> **Figure content listings**:
======

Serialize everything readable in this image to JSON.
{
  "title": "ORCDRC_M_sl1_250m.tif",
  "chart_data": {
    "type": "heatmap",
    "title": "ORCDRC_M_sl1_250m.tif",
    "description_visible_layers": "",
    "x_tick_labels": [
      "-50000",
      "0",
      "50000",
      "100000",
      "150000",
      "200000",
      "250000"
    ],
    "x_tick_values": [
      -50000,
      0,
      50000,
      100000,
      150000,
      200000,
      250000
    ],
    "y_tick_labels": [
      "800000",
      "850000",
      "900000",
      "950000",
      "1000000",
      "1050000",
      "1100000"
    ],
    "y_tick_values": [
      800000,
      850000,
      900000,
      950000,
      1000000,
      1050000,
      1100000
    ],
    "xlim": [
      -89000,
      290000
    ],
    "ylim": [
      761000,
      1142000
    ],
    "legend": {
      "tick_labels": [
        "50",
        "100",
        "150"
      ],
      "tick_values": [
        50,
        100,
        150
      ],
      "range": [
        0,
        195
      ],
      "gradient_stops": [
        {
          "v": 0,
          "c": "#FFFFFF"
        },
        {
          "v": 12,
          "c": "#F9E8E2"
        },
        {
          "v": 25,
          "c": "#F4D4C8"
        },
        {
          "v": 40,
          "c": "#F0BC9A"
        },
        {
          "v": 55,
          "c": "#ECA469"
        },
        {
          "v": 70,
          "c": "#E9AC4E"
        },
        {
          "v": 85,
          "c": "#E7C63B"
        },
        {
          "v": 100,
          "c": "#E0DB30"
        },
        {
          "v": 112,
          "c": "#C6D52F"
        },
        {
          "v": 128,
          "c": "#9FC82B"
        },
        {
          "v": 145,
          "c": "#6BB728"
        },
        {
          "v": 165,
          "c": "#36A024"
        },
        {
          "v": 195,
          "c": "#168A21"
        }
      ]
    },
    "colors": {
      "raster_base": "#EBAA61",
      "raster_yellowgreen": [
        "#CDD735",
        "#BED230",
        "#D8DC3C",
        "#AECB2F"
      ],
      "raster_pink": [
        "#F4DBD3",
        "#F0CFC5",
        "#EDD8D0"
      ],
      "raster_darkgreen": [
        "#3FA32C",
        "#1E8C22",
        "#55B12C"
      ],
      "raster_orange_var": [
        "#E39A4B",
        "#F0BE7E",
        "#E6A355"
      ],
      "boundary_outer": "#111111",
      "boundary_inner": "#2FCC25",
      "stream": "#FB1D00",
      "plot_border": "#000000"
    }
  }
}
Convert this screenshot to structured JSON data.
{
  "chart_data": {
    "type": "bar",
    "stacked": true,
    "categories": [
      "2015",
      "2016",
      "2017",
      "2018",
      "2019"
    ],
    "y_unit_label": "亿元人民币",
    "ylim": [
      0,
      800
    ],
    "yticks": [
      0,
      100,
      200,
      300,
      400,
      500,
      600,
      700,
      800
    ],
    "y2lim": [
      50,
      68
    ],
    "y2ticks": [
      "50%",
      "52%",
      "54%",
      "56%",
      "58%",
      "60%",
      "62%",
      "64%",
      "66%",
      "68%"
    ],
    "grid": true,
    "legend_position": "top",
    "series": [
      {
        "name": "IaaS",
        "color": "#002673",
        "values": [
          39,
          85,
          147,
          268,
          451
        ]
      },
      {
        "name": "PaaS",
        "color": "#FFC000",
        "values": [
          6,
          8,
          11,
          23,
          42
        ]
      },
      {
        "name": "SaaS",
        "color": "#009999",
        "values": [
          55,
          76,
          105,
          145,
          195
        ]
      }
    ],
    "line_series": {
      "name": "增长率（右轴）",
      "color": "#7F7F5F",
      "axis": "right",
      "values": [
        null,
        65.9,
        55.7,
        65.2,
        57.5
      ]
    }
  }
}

======

> **Task objective**: Word for word, write out all of the data above.

> **Solution for this task**:
Serialize everything readable in this image to JSON.
{
  "title": "ORCDRC_M_sl1_250m.tif",
  "chart_data": {
    "type": "heatmap",
    "title": "ORCDRC_M_sl1_250m.tif",
    "description_visible_layers": "",
    "x_tick_labels": [
      "-50000",
      "0",
      "50000",
      "100000",
      "150000",
      "200000",
      "250000"
    ],
    "x_tick_values": [
      -50000,
      0,
      50000,
      100000,
      150000,
      200000,
      250000
    ],
    "y_tick_labels": [
      "800000",
      "850000",
      "900000",
      "950000",
      "1000000",
      "1050000",
      "1100000"
    ],
    "y_tick_values": [
      800000,
      850000,
      900000,
      950000,
      1000000,
      1050000,
      1100000
    ],
    "xlim": [
      -89000,
      290000
    ],
    "ylim": [
      761000,
      1142000
    ],
    "legend": {
      "tick_labels": [
        "50",
        "100",
        "150"
      ],
      "tick_values": [
        50,
        100,
        150
      ],
      "range": [
        0,
        195
      ],
      "gradient_stops": [
        {
          "v": 0,
          "c": "#FFFFFF"
        },
        {
          "v": 12,
          "c": "#F9E8E2"
        },
        {
          "v": 25,
          "c": "#F4D4C8"
        },
        {
          "v": 40,
          "c": "#F0BC9A"
        },
        {
          "v": 55,
          "c": "#ECA469"
        },
        {
          "v": 70,
          "c": "#E9AC4E"
        },
        {
          "v": 85,
          "c": "#E7C63B"
        },
        {
          "v": 100,
          "c": "#E0DB30"
        },
        {
          "v": 112,
          "c": "#C6D52F"
        },
        {
          "v": 128,
          "c": "#9FC82B"
        },
        {
          "v": 145,
          "c": "#6BB728"
        },
        {
          "v": 165,
          "c": "#36A024"
        },
        {
          "v": 195,
          "c": "#168A21"
        }
      ]
    },
    "colors": {
      "raster_base": "#EBAA61",
      "raster_yellowgreen": [
        "#CDD735",
        "#BED230",
        "#D8DC3C",
        "#AECB2F"
      ],
      "raster_pink": [
        "#F4DBD3",
        "#F0CFC5",
        "#EDD8D0"
      ],
      "raster_darkgreen": [
        "#3FA32C",
        "#1E8C22",
        "#55B12C"
      ],
      "raster_orange_var": [
        "#E39A4B",
        "#F0BE7E",
        "#E6A355"
      ],
      "boundary_outer": "#111111",
      "boundary_inner": "#2FCC25",
      "stream": "#FB1D00",
      "plot_border": "#000000"
    }
  }
}
Convert this screenshot to structured JSON data.
{
  "chart_data": {
    "type": "bar",
    "stacked": true,
    "categories": [
      "2015",
      "2016",
      "2017",
      "2018",
      "2019"
    ],
    "y_unit_label": "亿元人民币",
    "ylim": [
      0,
      800
    ],
    "yticks": [
      0,
      100,
      200,
      300,
      400,
      500,
      600,
      700,
      800
    ],
    "y2lim": [
      50,
      68
    ],
    "y2ticks": [
      "50%",
      "52%",
      "54%",
      "56%",
      "58%",
      "60%",
      "62%",
      "64%",
      "66%",
      "68%"
    ],
    "grid": true,
    "legend_position": "top",
    "series": [
      {
        "name": "IaaS",
        "color": "#002673",
        "values": [
          39,
          85,
          147,
          268,
          451
        ]
      },
      {
        "name": "PaaS",
        "color": "#FFC000",
        "values": [
          6,
          8,
          11,
          23,
          42
        ]
      },
      {
        "name": "SaaS",
        "color": "#009999",
        "values": [
          55,
          76,
          105,
          145,
          195
        ]
      }
    ],
    "line_series": {
      "name": "增长率（右轴）",
      "color": "#7F7F5F",
      "axis": "right",
      "values": [
        null,
        65.9,
        55.7,
        65.2,
        57.5
      ]
    }
  }
}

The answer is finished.